## Recorded data
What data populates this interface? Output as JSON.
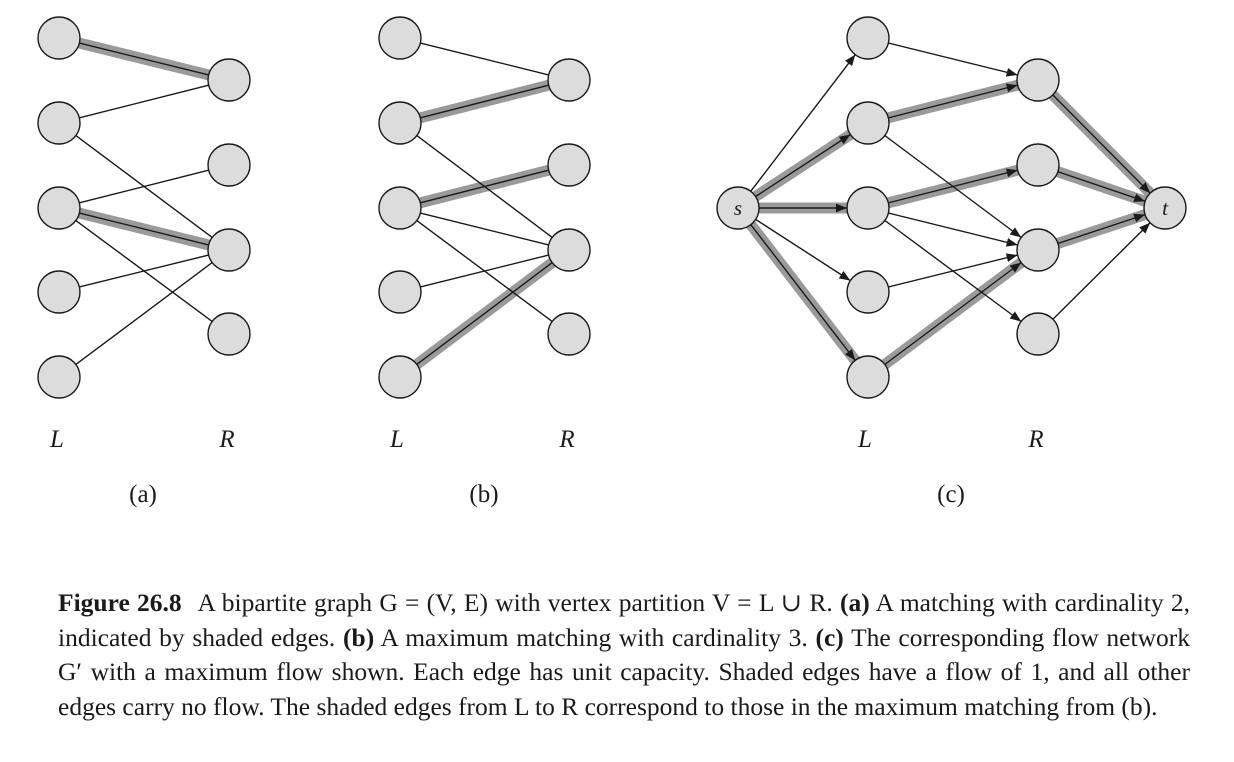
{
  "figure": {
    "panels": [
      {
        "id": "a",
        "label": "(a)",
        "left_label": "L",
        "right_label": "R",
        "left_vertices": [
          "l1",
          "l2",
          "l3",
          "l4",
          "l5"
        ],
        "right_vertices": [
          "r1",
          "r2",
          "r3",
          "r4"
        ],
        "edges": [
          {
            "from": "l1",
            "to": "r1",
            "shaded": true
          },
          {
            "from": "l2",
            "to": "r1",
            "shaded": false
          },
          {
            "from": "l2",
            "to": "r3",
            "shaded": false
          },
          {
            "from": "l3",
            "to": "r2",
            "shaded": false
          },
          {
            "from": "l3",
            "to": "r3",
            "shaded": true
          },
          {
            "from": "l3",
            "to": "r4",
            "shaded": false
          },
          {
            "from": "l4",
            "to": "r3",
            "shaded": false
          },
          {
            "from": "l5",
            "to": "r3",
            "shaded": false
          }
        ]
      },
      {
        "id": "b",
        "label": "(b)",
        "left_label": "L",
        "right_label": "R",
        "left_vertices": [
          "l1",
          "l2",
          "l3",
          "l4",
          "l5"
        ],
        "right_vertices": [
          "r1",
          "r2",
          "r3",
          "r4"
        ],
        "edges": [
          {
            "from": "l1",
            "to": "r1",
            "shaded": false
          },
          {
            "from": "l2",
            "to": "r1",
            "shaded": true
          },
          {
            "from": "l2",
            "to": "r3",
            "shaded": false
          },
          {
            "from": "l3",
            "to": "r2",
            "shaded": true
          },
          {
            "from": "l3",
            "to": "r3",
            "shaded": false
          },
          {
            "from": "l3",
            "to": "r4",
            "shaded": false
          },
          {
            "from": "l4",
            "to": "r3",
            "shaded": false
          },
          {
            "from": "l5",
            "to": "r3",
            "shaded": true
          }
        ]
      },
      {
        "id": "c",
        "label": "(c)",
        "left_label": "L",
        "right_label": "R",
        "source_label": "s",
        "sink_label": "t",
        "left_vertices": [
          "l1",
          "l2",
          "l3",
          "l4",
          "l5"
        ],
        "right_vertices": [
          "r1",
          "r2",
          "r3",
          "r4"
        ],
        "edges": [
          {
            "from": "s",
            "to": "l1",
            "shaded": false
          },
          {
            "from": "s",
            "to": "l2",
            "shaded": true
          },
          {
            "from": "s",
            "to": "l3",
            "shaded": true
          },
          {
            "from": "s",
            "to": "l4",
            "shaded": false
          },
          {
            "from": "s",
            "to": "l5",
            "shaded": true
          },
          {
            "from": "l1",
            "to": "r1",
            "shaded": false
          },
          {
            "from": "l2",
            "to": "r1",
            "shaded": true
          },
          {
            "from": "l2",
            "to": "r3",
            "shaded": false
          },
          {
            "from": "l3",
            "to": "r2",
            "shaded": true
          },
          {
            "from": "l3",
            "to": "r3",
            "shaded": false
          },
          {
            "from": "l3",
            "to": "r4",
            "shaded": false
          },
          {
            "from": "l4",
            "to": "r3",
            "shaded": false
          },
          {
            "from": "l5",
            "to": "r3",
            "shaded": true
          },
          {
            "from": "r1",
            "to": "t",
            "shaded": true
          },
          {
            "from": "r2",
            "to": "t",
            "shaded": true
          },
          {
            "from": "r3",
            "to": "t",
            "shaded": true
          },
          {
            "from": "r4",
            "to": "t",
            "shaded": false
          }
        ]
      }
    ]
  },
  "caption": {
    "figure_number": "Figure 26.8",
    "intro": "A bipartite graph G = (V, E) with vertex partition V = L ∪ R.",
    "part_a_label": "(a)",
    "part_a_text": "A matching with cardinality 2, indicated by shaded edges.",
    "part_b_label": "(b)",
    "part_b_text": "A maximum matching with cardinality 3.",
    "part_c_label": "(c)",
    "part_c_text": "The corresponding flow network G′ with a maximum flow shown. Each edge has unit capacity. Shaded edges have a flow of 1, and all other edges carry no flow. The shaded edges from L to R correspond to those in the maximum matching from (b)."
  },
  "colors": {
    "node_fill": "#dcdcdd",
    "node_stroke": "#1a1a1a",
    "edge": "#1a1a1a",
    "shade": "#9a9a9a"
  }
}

* * *

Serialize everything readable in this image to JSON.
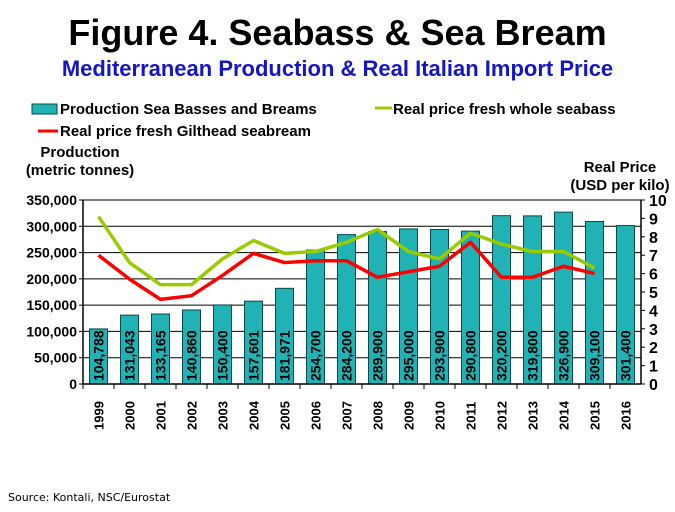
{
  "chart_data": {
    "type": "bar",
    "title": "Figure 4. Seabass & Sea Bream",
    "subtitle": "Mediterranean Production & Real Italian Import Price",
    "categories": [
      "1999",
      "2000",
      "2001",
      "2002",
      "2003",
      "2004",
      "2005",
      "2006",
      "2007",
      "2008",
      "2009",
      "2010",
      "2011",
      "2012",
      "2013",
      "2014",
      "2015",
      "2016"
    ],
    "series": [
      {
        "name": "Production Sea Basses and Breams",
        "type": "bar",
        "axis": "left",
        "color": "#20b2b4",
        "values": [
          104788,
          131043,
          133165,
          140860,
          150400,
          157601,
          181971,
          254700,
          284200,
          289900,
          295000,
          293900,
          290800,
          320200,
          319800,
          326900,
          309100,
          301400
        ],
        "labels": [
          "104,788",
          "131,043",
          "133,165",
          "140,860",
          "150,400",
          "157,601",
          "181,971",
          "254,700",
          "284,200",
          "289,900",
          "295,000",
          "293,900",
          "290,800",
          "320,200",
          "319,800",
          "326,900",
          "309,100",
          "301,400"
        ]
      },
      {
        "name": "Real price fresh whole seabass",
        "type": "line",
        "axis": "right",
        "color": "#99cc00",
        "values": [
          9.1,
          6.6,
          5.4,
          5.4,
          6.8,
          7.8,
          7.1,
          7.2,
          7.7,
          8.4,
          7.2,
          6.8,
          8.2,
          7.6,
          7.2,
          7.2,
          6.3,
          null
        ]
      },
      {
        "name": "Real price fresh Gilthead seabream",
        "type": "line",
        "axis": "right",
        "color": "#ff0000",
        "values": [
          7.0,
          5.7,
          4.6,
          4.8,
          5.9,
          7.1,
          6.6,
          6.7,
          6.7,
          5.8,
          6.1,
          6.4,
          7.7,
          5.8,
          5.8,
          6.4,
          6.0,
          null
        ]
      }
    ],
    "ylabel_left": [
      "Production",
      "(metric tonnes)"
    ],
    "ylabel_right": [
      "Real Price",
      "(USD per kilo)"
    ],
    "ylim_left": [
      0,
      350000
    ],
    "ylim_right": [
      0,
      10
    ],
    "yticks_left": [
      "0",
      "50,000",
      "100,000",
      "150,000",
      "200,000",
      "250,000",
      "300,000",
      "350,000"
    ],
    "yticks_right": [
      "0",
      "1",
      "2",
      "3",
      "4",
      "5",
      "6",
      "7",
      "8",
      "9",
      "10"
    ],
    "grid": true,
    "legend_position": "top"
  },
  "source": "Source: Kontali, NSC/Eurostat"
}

---

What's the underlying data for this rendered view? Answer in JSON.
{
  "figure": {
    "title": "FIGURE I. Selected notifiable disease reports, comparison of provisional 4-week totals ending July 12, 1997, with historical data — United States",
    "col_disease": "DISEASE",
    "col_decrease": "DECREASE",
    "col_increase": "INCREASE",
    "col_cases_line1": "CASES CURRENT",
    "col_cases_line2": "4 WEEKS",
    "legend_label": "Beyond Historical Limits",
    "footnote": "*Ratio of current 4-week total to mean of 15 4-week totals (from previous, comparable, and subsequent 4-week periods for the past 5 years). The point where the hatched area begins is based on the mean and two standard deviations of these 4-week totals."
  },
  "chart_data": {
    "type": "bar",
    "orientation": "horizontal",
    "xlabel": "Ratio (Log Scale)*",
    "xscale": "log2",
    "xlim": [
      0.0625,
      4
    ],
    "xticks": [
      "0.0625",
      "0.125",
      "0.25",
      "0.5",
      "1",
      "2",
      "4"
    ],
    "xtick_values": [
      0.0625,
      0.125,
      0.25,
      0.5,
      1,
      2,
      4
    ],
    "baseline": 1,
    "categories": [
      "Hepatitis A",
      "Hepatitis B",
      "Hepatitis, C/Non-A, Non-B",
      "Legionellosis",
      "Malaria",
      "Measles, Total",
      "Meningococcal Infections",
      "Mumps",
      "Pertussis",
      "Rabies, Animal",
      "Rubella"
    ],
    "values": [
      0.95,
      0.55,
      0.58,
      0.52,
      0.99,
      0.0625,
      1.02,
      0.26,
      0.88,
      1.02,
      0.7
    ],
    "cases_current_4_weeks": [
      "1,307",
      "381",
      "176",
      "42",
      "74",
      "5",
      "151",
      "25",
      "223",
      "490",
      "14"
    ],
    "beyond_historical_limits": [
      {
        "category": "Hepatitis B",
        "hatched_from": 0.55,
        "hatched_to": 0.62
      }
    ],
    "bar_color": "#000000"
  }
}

## Problem to solve
From the data, collect all lines where the string "name" appears.

## Response
        "name": "Production Sea Basses and Breams",
        "name": "Real price fresh whole seabass",
        "name": "Real price fresh Gilthead seabream",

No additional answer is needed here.